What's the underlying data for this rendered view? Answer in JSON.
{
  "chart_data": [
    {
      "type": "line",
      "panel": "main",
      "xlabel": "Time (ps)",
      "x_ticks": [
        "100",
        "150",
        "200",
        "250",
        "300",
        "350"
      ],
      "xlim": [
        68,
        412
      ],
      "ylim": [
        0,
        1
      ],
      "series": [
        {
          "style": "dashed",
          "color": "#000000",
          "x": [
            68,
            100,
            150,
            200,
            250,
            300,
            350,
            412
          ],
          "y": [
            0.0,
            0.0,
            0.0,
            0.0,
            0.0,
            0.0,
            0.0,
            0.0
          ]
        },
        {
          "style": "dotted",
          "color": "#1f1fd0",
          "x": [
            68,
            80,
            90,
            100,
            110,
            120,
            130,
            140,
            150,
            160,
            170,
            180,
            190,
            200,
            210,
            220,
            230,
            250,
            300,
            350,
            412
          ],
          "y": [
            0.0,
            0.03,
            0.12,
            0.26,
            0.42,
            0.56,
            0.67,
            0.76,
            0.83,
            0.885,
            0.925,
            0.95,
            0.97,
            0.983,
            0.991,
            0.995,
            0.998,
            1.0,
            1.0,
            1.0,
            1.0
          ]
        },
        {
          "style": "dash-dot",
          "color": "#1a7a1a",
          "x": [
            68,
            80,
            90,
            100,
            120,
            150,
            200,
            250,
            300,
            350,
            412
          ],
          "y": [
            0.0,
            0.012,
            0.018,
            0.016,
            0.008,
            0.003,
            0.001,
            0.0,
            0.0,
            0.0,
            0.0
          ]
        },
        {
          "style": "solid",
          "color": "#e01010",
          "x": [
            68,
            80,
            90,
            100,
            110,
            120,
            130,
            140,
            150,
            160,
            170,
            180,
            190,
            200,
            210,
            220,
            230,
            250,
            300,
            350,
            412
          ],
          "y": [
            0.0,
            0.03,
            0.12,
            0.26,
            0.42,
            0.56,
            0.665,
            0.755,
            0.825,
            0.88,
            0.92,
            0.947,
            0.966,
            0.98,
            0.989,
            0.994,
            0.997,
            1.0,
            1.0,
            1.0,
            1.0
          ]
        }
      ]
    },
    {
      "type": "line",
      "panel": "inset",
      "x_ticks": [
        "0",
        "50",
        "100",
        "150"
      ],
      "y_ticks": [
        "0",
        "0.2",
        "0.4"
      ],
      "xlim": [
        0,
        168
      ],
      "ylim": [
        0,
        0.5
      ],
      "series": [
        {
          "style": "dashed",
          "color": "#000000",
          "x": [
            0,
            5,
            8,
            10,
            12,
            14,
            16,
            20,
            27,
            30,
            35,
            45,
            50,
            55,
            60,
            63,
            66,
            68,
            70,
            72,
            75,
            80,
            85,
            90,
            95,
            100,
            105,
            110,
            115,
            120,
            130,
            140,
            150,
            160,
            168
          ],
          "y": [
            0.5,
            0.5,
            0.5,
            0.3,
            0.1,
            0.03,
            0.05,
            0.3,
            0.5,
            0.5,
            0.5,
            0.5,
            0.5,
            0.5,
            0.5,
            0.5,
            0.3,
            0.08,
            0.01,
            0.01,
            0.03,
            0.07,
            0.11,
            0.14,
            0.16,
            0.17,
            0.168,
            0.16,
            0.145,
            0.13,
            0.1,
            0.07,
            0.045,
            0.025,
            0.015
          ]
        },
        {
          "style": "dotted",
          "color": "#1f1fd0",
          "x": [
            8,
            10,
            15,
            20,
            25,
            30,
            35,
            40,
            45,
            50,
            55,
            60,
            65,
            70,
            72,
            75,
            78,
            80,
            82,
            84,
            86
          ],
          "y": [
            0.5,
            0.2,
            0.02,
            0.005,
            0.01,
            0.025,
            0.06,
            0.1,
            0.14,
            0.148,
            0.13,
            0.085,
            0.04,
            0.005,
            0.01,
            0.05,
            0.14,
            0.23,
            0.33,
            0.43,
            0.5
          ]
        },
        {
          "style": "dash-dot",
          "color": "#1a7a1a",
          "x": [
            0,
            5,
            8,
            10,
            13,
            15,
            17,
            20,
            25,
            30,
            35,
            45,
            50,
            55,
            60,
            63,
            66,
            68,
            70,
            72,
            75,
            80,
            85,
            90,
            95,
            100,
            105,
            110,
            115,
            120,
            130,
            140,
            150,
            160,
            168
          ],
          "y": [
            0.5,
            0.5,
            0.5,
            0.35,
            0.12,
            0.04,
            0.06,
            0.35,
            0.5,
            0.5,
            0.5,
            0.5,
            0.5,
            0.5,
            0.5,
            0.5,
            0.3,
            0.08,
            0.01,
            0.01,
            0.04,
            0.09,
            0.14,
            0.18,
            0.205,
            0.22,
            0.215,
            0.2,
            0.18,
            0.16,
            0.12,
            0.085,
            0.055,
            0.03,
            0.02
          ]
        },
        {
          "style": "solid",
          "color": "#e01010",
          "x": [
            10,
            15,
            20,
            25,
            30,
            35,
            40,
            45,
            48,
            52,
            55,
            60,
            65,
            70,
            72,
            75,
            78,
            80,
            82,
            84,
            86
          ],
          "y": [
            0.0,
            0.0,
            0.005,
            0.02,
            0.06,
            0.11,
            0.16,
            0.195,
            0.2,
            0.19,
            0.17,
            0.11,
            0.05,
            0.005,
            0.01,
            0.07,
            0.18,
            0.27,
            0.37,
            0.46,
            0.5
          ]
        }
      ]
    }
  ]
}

_ _ _ _ _

§ **What is asked**
Once more, set down the full listing, verbatim.

§ **Exercise solution**
What's the underlying data for this rendered view? Answer in JSON.
{
  "chart_data": [
    {
      "type": "line",
      "panel": "main",
      "xlabel": "Time (ps)",
      "x_ticks": [
        "100",
        "150",
        "200",
        "250",
        "300",
        "350"
      ],
      "xlim": [
        68,
        412
      ],
      "ylim": [
        0,
        1
      ],
      "series": [
        {
          "style": "dashed",
          "color": "#000000",
          "x": [
            68,
            100,
            150,
            200,
            250,
            300,
            350,
            412
          ],
          "y": [
            0.0,
            0.0,
            0.0,
            0.0,
            0.0,
            0.0,
            0.0,
            0.0
          ]
        },
        {
          "style": "dotted",
          "color": "#1f1fd0",
          "x": [
            68,
            80,
            90,
            100,
            110,
            120,
            130,
            140,
            150,
            160,
            170,
            180,
            190,
            200,
            210,
            220,
            230,
            250,
            300,
            350,
            412
          ],
          "y": [
            0.0,
            0.03,
            0.12,
            0.26,
            0.42,
            0.56,
            0.67,
            0.76,
            0.83,
            0.885,
            0.925,
            0.95,
            0.97,
            0.983,
            0.991,
            0.995,
            0.998,
            1.0,
            1.0,
            1.0,
            1.0
          ]
        },
        {
          "style": "dash-dot",
          "color": "#1a7a1a",
          "x": [
            68,
            80,
            90,
            100,
            120,
            150,
            200,
            250,
            300,
            350,
            412
          ],
          "y": [
            0.0,
            0.012,
            0.018,
            0.016,
            0.008,
            0.003,
            0.001,
            0.0,
            0.0,
            0.0,
            0.0
          ]
        },
        {
          "style": "solid",
          "color": "#e01010",
          "x": [
            68,
            80,
            90,
            100,
            110,
            120,
            130,
            140,
            150,
            160,
            170,
            180,
            190,
            200,
            210,
            220,
            230,
            250,
            300,
            350,
            412
          ],
          "y": [
            0.0,
            0.03,
            0.12,
            0.26,
            0.42,
            0.56,
            0.665,
            0.755,
            0.825,
            0.88,
            0.92,
            0.947,
            0.966,
            0.98,
            0.989,
            0.994,
            0.997,
            1.0,
            1.0,
            1.0,
            1.0
          ]
        }
      ]
    },
    {
      "type": "line",
      "panel": "inset",
      "x_ticks": [
        "0",
        "50",
        "100",
        "150"
      ],
      "y_ticks": [
        "0",
        "0.2",
        "0.4"
      ],
      "xlim": [
        0,
        168
      ],
      "ylim": [
        0,
        0.5
      ],
      "series": [
        {
          "style": "dashed",
          "color": "#000000",
          "x": [
            0,
            5,
            8,
            10,
            12,
            14,
            16,
            20,
            27,
            30,
            35,
            45,
            50,
            55,
            60,
            63,
            66,
            68,
            70,
            72,
            75,
            80,
            85,
            90,
            95,
            100,
            105,
            110,
            115,
            120,
            130,
            140,
            150,
            160,
            168
          ],
          "y": [
            0.5,
            0.5,
            0.5,
            0.3,
            0.1,
            0.03,
            0.05,
            0.3,
            0.5,
            0.5,
            0.5,
            0.5,
            0.5,
            0.5,
            0.5,
            0.5,
            0.3,
            0.08,
            0.01,
            0.01,
            0.03,
            0.07,
            0.11,
            0.14,
            0.16,
            0.17,
            0.168,
            0.16,
            0.145,
            0.13,
            0.1,
            0.07,
            0.045,
            0.025,
            0.015
          ]
        },
        {
          "style": "dotted",
          "color": "#1f1fd0",
          "x": [
            8,
            10,
            15,
            20,
            25,
            30,
            35,
            40,
            45,
            50,
            55,
            60,
            65,
            70,
            72,
            75,
            78,
            80,
            82,
            84,
            86
          ],
          "y": [
            0.5,
            0.2,
            0.02,
            0.005,
            0.01,
            0.025,
            0.06,
            0.1,
            0.14,
            0.148,
            0.13,
            0.085,
            0.04,
            0.005,
            0.01,
            0.05,
            0.14,
            0.23,
            0.33,
            0.43,
            0.5
          ]
        },
        {
          "style": "dash-dot",
          "color": "#1a7a1a",
          "x": [
            0,
            5,
            8,
            10,
            13,
            15,
            17,
            20,
            25,
            30,
            35,
            45,
            50,
            55,
            60,
            63,
            66,
            68,
            70,
            72,
            75,
            80,
            85,
            90,
            95,
            100,
            105,
            110,
            115,
            120,
            130,
            140,
            150,
            160,
            168
          ],
          "y": [
            0.5,
            0.5,
            0.5,
            0.35,
            0.12,
            0.04,
            0.06,
            0.35,
            0.5,
            0.5,
            0.5,
            0.5,
            0.5,
            0.5,
            0.5,
            0.5,
            0.3,
            0.08,
            0.01,
            0.01,
            0.04,
            0.09,
            0.14,
            0.18,
            0.205,
            0.22,
            0.215,
            0.2,
            0.18,
            0.16,
            0.12,
            0.085,
            0.055,
            0.03,
            0.02
          ]
        },
        {
          "style": "solid",
          "color": "#e01010",
          "x": [
            10,
            15,
            20,
            25,
            30,
            35,
            40,
            45,
            48,
            52,
            55,
            60,
            65,
            70,
            72,
            75,
            78,
            80,
            82,
            84,
            86
          ],
          "y": [
            0.0,
            0.0,
            0.005,
            0.02,
            0.06,
            0.11,
            0.16,
            0.195,
            0.2,
            0.19,
            0.17,
            0.11,
            0.05,
            0.005,
            0.01,
            0.07,
            0.18,
            0.27,
            0.37,
            0.46,
            0.5
          ]
        }
      ]
    }
  ]
}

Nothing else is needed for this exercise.